→ Work instructions
Review the lines that follow and copy each one that contains the word "Coefficient".

+++ Material to process +++

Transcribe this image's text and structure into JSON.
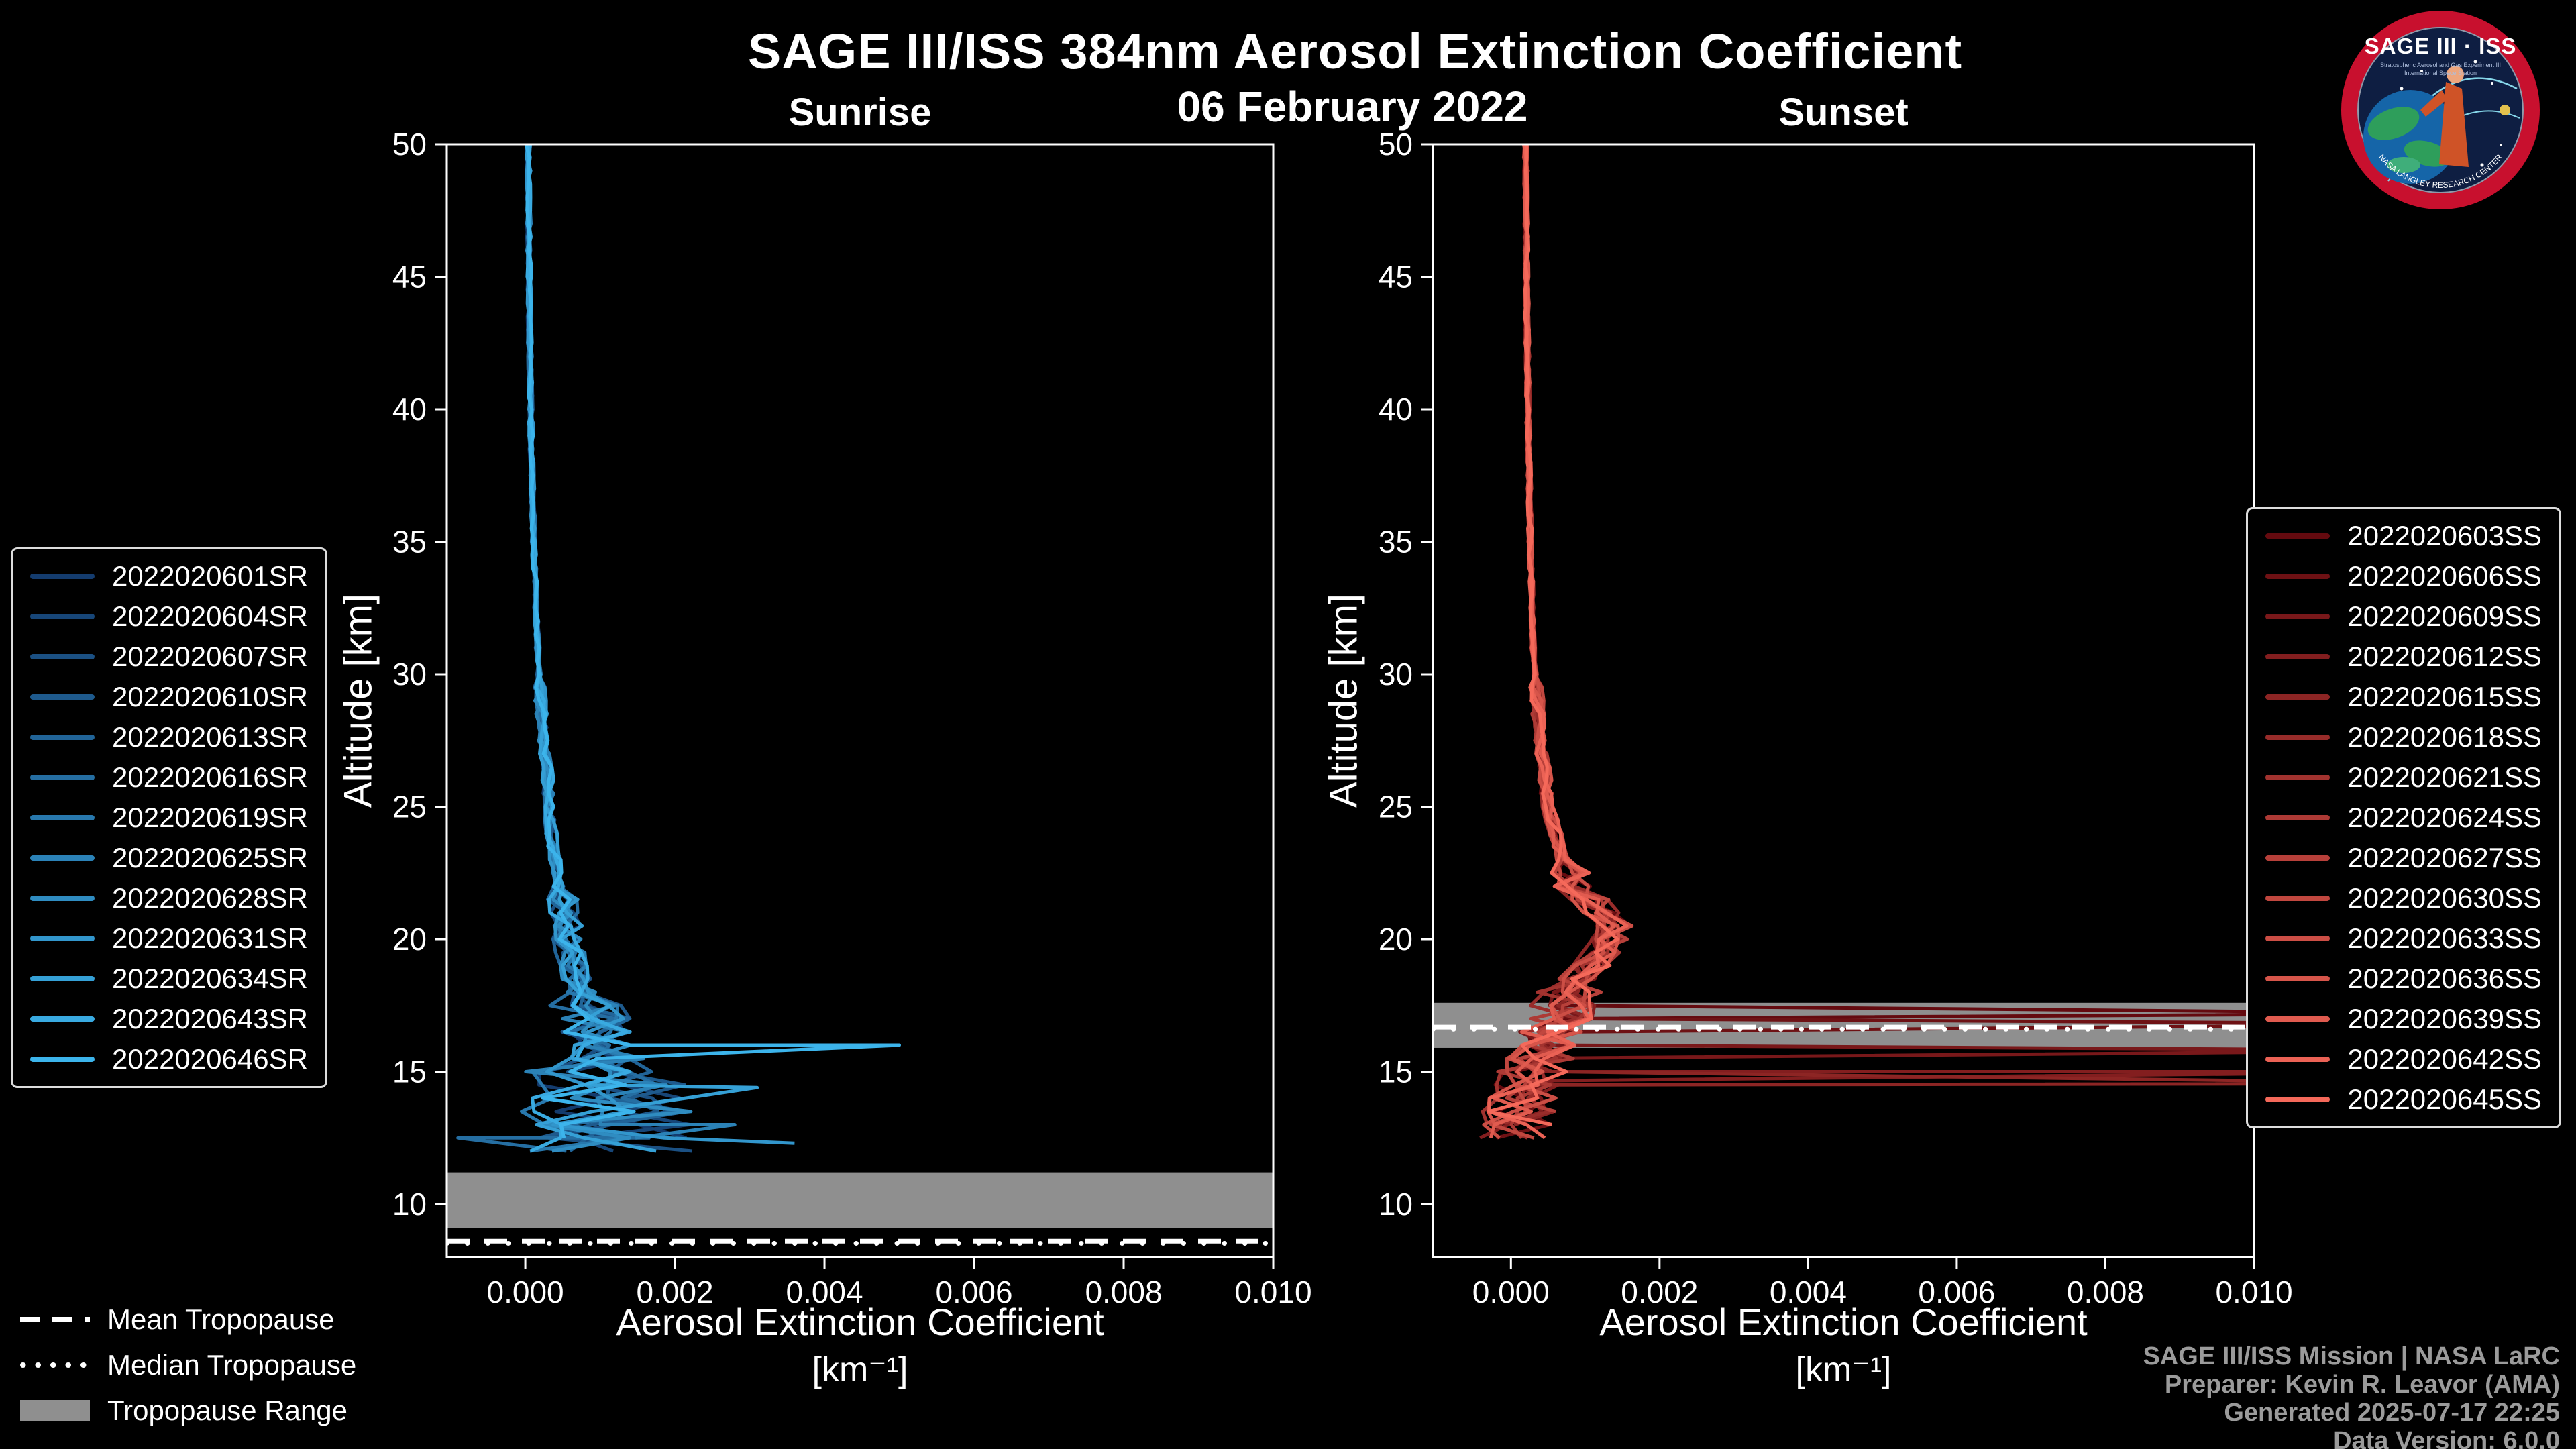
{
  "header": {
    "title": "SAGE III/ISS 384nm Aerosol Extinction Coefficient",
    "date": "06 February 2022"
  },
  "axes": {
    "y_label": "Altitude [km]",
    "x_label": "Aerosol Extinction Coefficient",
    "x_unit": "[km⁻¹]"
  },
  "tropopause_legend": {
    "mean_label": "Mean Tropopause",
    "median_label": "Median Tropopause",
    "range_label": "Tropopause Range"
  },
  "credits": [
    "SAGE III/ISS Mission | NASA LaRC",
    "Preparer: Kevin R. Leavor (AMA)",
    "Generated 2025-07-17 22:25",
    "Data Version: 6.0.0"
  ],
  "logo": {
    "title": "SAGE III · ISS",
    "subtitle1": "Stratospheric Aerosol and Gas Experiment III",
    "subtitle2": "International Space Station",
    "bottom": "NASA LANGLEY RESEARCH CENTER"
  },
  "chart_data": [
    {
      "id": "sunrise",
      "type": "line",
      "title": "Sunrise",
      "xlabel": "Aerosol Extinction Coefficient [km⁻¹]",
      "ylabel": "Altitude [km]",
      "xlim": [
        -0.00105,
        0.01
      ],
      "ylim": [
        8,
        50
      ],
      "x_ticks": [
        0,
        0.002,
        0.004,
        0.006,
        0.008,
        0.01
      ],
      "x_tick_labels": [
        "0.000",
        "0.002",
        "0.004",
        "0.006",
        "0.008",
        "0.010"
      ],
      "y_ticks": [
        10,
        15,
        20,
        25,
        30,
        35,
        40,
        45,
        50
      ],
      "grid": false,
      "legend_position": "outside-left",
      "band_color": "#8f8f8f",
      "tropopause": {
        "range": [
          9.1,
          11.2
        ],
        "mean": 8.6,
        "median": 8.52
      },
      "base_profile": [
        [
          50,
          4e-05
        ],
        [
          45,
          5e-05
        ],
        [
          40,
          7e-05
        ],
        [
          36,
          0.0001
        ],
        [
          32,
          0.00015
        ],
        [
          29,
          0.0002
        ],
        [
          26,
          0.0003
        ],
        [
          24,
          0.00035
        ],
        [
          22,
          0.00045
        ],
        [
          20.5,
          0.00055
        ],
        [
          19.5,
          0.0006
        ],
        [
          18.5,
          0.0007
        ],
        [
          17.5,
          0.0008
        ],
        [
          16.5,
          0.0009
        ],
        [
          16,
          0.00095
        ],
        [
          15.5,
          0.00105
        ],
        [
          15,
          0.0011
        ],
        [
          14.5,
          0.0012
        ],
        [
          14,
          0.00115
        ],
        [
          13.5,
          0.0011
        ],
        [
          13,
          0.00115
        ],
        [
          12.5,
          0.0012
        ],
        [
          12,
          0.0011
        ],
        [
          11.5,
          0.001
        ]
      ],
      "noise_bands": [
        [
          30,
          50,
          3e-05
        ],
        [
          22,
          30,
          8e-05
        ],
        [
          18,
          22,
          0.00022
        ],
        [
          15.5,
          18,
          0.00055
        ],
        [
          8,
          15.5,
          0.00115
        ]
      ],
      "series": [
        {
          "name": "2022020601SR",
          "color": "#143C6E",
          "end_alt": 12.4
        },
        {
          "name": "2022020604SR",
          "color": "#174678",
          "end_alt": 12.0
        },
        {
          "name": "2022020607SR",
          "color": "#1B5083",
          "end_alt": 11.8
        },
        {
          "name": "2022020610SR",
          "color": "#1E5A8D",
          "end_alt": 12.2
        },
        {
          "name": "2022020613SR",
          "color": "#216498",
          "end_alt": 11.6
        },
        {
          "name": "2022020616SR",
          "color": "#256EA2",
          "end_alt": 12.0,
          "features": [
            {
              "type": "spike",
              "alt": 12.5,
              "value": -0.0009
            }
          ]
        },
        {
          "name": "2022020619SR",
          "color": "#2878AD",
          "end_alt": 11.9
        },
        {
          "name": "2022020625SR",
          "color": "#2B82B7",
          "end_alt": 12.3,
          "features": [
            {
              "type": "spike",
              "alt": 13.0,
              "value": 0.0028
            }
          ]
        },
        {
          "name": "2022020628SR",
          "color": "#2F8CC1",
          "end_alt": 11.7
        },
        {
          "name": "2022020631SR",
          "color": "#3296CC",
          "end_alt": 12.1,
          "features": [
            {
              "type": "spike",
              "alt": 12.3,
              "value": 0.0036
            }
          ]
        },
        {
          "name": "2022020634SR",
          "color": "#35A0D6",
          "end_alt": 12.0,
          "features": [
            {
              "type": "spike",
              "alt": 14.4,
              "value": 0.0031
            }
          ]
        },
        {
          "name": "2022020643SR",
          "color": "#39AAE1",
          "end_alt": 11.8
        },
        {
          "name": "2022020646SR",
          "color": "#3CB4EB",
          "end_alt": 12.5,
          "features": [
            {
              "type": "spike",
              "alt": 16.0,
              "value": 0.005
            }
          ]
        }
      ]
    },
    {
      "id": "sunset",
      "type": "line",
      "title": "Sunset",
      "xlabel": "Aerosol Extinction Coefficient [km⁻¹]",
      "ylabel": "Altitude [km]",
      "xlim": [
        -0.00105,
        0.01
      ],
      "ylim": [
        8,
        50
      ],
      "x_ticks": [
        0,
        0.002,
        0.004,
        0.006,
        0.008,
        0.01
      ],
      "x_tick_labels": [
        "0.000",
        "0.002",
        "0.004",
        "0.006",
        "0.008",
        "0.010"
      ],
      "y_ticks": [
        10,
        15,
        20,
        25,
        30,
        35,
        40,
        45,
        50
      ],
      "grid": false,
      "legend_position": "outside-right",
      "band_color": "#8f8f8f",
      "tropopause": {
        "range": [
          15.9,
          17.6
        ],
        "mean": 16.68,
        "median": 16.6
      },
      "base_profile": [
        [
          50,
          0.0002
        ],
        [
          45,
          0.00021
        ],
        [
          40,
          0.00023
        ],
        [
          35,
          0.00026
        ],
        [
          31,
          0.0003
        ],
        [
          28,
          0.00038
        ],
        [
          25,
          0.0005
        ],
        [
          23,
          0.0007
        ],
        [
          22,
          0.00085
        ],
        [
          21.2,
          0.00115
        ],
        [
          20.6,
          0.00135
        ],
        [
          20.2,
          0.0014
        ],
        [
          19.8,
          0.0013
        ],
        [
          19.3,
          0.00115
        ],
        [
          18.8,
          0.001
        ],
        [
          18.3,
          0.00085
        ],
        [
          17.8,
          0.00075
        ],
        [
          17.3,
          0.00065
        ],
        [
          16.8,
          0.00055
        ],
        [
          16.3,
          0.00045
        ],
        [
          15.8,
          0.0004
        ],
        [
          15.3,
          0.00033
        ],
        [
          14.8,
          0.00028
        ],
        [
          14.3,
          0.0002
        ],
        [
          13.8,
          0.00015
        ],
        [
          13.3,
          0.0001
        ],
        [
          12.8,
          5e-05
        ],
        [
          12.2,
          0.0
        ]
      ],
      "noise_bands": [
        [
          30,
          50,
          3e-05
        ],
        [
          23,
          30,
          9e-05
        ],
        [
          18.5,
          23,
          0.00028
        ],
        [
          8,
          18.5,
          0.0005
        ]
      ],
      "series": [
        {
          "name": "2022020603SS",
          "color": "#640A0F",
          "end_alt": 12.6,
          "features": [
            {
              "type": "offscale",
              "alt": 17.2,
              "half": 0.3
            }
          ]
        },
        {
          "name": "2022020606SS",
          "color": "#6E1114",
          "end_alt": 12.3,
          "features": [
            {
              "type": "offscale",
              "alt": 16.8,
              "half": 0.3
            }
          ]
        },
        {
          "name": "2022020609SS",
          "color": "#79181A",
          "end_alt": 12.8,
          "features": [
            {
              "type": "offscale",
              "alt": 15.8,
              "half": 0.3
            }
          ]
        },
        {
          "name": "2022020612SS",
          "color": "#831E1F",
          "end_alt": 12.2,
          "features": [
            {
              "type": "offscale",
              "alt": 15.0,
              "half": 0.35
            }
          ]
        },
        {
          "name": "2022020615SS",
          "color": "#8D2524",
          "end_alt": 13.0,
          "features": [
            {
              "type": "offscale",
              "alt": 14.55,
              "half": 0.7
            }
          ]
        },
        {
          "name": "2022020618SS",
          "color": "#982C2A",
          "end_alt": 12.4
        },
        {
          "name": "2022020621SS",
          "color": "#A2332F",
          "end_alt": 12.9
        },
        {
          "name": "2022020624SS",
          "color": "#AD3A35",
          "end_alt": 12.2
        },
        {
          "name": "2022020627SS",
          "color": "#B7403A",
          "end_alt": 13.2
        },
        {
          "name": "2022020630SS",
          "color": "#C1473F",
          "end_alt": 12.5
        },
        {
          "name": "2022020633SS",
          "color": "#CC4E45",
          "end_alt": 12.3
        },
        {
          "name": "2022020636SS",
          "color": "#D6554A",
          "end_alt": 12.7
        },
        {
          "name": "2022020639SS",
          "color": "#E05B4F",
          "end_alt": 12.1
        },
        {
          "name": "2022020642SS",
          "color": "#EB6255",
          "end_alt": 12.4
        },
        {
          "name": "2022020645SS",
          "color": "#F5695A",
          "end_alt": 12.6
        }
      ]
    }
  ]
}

+++

→ Solution to this task
    "title": "SAGE III/ISS 384nm Aerosol Extinction Coefficient",
    "x_label": "Aerosol Extinction Coefficient",
      "xlabel": "Aerosol Extinction Coefficient [km⁻¹]",
      "xlabel": "Aerosol Extinction Coefficient [km⁻¹]",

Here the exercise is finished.